• Exercise data
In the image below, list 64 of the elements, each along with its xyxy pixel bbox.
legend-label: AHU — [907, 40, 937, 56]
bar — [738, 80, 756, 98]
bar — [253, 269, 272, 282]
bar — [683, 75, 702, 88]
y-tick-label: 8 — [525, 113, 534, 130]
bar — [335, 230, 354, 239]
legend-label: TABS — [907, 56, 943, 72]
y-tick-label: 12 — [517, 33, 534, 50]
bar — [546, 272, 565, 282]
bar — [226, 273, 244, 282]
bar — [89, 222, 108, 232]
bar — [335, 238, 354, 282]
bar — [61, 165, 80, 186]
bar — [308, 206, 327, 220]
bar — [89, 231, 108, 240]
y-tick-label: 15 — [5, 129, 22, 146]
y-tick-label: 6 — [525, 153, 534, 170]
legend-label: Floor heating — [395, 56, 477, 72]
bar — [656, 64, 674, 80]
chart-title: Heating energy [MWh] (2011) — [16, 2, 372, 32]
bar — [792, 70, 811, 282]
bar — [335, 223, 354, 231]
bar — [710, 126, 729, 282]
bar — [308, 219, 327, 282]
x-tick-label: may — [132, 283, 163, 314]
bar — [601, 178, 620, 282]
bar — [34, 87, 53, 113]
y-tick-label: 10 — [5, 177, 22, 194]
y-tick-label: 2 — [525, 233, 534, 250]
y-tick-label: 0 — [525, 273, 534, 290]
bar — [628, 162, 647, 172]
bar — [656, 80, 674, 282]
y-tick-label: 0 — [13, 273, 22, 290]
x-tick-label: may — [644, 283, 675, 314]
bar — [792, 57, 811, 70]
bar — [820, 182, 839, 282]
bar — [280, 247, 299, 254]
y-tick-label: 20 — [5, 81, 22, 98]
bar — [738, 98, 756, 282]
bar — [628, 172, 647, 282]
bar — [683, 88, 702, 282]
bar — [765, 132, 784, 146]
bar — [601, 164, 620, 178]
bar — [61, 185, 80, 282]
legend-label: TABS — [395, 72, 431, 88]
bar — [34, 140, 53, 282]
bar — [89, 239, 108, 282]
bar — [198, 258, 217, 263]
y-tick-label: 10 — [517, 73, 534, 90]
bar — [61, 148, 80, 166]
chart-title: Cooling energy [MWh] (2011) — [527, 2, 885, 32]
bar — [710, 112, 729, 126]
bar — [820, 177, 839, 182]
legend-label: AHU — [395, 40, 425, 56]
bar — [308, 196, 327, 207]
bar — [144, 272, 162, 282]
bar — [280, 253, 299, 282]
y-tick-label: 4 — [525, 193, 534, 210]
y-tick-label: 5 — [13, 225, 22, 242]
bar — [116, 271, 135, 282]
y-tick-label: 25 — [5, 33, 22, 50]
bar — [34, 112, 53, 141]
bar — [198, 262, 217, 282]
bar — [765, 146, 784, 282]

• Request
Write out each line of the records word for word.

• Task response
In the image below, list 64 of the elements, each along with its xyxy pixel bbox.
legend-label: AHU — [907, 40, 937, 56]
bar — [738, 80, 756, 98]
bar — [253, 269, 272, 282]
bar — [683, 75, 702, 88]
y-tick-label: 8 — [525, 113, 534, 130]
bar — [335, 230, 354, 239]
legend-label: TABS — [907, 56, 943, 72]
y-tick-label: 12 — [517, 33, 534, 50]
bar — [546, 272, 565, 282]
bar — [226, 273, 244, 282]
bar — [89, 222, 108, 232]
bar — [335, 238, 354, 282]
bar — [61, 165, 80, 186]
bar — [308, 206, 327, 220]
bar — [89, 231, 108, 240]
y-tick-label: 15 — [5, 129, 22, 146]
y-tick-label: 6 — [525, 153, 534, 170]
legend-label: Floor heating — [395, 56, 477, 72]
bar — [656, 64, 674, 80]
chart-title: Heating energy [MWh] (2011) — [16, 2, 372, 32]
bar — [792, 70, 811, 282]
bar — [335, 223, 354, 231]
bar — [710, 126, 729, 282]
bar — [308, 219, 327, 282]
x-tick-label: may — [132, 283, 163, 314]
bar — [601, 178, 620, 282]
bar — [34, 87, 53, 113]
y-tick-label: 10 — [5, 177, 22, 194]
y-tick-label: 2 — [525, 233, 534, 250]
y-tick-label: 0 — [525, 273, 534, 290]
bar — [628, 162, 647, 172]
bar — [656, 80, 674, 282]
y-tick-label: 0 — [13, 273, 22, 290]
x-tick-label: may — [644, 283, 675, 314]
bar — [792, 57, 811, 70]
bar — [820, 182, 839, 282]
bar — [280, 247, 299, 254]
y-tick-label: 20 — [5, 81, 22, 98]
bar — [738, 98, 756, 282]
bar — [628, 172, 647, 282]
bar — [683, 88, 702, 282]
bar — [765, 132, 784, 146]
bar — [601, 164, 620, 178]
bar — [61, 185, 80, 282]
legend-label: TABS — [395, 72, 431, 88]
bar — [34, 140, 53, 282]
bar — [89, 239, 108, 282]
bar — [198, 258, 217, 263]
y-tick-label: 10 — [517, 73, 534, 90]
bar — [61, 148, 80, 166]
chart-title: Cooling energy [MWh] (2011) — [527, 2, 885, 32]
bar — [710, 112, 729, 126]
bar — [820, 177, 839, 182]
legend-label: AHU — [395, 40, 425, 56]
bar — [308, 196, 327, 207]
bar — [144, 272, 162, 282]
bar — [280, 253, 299, 282]
y-tick-label: 4 — [525, 193, 534, 210]
y-tick-label: 5 — [13, 225, 22, 242]
bar — [116, 271, 135, 282]
y-tick-label: 25 — [5, 33, 22, 50]
bar — [34, 112, 53, 141]
bar — [198, 262, 217, 282]
bar — [765, 146, 784, 282]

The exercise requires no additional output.